**Recorded data:**
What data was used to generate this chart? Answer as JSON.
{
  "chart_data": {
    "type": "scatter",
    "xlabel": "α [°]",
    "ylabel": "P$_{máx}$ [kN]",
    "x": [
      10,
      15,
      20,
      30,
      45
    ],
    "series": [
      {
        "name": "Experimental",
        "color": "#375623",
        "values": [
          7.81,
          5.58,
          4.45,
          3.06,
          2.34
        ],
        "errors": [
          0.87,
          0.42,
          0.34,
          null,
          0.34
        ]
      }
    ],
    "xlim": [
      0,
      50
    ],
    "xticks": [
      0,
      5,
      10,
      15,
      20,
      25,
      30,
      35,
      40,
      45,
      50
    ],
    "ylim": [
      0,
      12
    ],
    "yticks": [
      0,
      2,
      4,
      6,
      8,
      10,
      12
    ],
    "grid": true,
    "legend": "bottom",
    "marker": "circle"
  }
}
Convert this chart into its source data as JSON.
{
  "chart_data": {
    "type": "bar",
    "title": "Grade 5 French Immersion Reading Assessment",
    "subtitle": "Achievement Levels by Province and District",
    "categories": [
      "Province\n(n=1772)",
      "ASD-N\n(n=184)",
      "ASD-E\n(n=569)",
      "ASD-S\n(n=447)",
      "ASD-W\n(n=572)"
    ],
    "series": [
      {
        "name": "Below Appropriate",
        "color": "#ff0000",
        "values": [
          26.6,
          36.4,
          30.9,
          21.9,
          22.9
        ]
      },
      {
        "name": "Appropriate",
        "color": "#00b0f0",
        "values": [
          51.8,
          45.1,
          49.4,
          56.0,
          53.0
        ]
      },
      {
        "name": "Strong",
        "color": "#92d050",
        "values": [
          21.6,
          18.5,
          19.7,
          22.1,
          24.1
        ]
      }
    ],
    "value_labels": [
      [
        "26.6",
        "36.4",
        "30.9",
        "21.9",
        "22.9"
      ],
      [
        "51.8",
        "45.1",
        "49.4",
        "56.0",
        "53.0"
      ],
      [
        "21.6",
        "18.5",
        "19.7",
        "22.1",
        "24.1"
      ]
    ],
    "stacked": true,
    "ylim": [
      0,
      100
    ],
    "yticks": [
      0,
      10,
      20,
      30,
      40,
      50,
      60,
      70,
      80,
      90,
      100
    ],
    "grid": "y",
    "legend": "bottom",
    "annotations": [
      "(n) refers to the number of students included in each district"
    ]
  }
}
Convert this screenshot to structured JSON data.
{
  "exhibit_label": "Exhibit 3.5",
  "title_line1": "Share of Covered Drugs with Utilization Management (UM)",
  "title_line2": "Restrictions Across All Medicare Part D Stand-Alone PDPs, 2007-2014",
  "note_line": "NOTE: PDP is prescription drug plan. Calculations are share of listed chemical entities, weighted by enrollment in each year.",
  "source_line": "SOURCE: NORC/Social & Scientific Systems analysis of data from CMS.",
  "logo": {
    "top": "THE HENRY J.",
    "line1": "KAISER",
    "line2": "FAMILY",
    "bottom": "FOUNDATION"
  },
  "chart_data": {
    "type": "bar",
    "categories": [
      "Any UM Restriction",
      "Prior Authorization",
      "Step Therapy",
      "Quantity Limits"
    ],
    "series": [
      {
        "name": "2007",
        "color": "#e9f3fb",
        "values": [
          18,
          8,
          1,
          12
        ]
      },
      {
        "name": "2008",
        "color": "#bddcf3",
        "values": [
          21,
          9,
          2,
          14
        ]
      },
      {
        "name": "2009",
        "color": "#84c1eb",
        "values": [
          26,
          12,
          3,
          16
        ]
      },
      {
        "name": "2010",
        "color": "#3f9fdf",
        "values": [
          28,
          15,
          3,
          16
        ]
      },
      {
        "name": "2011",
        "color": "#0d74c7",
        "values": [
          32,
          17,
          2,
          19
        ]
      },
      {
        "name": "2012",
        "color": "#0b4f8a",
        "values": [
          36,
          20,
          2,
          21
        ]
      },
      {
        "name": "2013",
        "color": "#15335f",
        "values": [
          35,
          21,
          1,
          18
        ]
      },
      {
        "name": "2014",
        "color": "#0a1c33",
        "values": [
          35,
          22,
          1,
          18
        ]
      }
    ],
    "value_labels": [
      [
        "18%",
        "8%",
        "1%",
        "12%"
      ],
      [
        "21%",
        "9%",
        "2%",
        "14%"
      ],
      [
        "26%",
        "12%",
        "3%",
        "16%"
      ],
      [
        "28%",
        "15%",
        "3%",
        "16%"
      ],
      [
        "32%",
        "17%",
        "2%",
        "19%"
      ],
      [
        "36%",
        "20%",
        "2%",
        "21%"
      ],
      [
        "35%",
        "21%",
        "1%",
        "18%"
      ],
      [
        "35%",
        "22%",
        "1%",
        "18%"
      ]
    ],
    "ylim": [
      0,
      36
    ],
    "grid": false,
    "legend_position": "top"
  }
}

--

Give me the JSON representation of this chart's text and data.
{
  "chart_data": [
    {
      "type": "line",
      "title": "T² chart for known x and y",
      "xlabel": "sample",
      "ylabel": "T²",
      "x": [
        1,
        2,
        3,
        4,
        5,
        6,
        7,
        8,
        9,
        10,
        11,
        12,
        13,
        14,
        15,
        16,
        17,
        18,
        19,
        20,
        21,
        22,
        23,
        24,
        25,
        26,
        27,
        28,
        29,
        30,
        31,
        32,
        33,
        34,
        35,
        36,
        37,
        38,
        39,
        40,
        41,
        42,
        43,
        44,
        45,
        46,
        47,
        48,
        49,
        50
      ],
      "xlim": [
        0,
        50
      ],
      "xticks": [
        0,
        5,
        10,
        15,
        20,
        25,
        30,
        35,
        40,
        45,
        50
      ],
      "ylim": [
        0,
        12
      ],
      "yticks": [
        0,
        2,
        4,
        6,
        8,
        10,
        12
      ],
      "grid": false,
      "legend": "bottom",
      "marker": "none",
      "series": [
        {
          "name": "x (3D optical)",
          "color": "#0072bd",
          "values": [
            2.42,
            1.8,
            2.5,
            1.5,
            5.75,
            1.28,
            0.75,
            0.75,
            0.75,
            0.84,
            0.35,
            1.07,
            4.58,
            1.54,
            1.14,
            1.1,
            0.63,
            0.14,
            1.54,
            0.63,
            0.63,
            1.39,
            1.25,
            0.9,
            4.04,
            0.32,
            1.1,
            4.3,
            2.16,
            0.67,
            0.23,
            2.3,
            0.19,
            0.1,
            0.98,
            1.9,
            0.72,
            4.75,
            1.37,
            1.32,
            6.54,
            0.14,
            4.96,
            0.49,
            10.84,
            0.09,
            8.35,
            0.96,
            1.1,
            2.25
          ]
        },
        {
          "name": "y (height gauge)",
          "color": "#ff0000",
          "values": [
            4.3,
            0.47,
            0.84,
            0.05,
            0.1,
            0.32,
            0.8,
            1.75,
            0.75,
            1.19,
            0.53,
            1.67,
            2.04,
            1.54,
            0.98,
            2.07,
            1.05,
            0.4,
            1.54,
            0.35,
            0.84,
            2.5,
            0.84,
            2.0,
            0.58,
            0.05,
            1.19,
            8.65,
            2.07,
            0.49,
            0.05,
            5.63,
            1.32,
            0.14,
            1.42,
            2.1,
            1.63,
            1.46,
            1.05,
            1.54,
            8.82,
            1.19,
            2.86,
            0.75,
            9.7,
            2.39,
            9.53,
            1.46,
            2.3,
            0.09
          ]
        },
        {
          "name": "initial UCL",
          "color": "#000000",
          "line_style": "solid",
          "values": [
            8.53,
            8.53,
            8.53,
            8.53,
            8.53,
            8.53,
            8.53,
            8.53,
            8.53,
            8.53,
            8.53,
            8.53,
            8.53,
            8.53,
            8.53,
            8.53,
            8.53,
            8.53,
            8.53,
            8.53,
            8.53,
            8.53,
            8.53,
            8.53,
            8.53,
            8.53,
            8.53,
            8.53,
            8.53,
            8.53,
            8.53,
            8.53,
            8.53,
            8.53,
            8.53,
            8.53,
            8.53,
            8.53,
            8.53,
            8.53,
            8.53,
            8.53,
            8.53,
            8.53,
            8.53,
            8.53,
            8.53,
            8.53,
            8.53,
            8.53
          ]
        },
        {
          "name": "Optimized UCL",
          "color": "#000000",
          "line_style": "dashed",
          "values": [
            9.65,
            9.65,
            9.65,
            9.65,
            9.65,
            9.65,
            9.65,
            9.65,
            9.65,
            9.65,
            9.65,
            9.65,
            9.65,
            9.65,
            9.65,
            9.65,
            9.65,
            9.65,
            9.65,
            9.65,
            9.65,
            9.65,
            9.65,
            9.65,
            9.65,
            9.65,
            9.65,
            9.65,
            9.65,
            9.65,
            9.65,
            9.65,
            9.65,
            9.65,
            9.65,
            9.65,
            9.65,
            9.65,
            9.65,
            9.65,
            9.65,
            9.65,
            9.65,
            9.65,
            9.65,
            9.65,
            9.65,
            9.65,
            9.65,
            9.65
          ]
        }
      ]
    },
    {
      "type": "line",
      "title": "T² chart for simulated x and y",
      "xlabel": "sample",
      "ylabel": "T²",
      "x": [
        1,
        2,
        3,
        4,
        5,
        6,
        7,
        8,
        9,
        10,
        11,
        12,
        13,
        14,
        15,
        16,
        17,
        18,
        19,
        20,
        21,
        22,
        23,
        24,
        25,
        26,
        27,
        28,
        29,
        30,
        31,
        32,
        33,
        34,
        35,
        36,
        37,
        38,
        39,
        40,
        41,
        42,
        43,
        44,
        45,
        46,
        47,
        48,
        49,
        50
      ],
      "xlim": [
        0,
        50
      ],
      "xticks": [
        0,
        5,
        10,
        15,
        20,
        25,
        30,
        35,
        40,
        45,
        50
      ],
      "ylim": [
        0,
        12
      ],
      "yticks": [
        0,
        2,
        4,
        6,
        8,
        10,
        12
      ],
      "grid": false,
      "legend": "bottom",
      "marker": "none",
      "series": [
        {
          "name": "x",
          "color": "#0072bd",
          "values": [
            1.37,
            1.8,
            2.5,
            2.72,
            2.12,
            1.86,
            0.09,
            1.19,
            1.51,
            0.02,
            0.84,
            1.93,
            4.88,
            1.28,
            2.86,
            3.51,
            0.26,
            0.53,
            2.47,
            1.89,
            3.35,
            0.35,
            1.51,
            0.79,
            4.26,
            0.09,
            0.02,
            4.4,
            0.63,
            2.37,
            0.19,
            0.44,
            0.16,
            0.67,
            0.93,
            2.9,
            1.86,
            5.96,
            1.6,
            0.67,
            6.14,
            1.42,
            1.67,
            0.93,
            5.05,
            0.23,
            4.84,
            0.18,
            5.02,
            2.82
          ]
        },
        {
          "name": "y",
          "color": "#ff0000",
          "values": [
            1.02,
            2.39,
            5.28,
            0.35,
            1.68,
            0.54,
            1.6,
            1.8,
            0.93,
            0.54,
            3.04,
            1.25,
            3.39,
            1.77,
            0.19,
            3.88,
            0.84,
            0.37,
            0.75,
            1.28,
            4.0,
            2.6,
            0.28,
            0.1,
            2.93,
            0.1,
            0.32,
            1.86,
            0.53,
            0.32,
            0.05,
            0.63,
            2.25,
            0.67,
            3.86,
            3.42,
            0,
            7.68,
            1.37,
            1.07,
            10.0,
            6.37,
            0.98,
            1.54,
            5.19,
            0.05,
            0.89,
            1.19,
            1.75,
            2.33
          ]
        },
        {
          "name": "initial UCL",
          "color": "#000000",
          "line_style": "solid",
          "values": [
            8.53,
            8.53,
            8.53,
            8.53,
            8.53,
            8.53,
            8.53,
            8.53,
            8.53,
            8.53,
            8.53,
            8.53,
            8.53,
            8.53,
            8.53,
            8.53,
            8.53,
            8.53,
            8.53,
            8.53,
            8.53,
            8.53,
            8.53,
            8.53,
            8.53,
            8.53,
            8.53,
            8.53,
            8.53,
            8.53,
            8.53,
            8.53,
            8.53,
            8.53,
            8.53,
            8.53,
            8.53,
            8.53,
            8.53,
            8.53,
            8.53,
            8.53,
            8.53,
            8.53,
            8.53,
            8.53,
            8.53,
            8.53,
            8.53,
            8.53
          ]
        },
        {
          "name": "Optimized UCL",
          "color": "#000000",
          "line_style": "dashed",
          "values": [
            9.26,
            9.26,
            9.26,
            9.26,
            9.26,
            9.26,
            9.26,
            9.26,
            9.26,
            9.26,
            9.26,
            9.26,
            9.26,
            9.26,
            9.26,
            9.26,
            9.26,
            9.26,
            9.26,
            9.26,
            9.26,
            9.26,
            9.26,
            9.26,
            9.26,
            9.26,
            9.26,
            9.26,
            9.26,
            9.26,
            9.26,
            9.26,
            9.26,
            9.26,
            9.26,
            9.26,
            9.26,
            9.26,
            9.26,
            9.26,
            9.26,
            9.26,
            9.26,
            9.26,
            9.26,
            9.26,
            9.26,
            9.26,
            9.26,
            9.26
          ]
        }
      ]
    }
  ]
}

---

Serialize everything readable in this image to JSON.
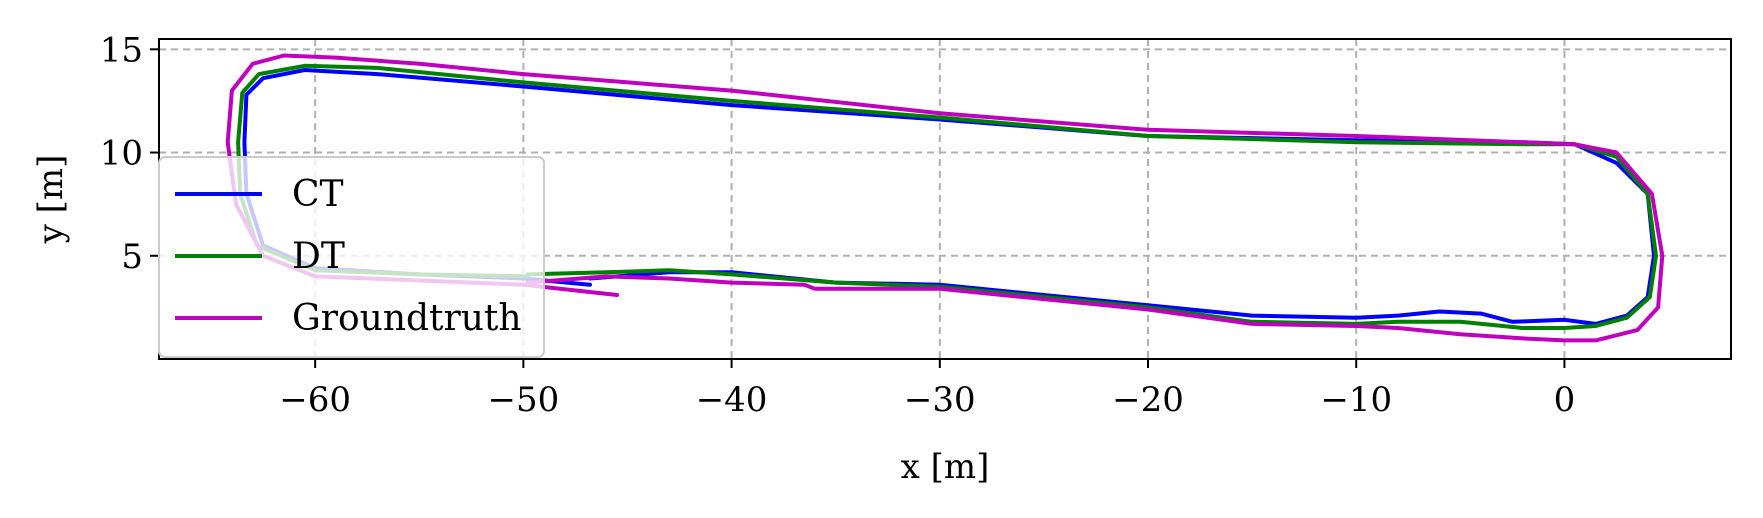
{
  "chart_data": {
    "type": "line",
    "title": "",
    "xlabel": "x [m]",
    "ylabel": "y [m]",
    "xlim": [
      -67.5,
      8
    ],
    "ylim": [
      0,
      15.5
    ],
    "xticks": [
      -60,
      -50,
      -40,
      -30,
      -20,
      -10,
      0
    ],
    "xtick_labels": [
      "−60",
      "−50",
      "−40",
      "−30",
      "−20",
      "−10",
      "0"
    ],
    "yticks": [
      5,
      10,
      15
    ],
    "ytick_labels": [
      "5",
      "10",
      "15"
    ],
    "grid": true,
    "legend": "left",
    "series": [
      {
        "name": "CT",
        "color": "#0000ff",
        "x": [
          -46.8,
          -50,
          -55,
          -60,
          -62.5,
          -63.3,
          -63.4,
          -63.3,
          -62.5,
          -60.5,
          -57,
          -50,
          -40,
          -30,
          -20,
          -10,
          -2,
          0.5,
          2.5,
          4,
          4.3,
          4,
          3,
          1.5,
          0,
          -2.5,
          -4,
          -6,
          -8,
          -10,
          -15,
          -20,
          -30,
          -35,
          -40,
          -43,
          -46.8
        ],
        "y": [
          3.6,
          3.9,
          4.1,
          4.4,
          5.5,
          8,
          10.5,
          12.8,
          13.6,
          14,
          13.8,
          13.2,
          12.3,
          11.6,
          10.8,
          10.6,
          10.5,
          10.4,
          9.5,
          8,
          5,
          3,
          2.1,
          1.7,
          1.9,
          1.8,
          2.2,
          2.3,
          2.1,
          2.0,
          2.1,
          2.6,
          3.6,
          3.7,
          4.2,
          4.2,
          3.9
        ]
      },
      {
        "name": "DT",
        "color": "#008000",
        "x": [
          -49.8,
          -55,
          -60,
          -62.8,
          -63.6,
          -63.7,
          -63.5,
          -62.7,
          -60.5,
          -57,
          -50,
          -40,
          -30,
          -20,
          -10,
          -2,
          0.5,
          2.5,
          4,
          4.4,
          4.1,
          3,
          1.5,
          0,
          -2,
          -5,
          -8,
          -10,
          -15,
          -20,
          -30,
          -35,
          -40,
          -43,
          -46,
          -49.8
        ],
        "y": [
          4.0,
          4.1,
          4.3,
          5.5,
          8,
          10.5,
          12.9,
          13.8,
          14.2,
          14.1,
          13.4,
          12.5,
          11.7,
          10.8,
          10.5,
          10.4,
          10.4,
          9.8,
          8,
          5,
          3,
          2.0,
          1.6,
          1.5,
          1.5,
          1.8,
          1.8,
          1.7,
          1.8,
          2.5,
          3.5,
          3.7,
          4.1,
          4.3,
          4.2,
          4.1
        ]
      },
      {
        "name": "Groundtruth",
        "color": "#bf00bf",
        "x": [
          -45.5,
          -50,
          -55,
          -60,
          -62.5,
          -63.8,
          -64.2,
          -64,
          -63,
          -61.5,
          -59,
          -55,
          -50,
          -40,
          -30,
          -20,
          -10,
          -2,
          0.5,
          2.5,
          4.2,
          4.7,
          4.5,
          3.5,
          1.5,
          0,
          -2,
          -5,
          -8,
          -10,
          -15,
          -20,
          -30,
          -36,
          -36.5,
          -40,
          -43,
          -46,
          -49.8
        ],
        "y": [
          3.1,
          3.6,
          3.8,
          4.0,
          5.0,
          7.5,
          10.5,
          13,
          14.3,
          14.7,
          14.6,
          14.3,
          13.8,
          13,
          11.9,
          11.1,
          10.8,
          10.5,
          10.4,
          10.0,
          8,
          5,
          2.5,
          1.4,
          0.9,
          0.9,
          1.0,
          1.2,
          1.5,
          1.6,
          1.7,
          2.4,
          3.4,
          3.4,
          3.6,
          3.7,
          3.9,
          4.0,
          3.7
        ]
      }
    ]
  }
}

**What the exercise asks:**
The answer is a single number, the count of lines in the records that contain the string "Convert".

**Exercise answer:**
2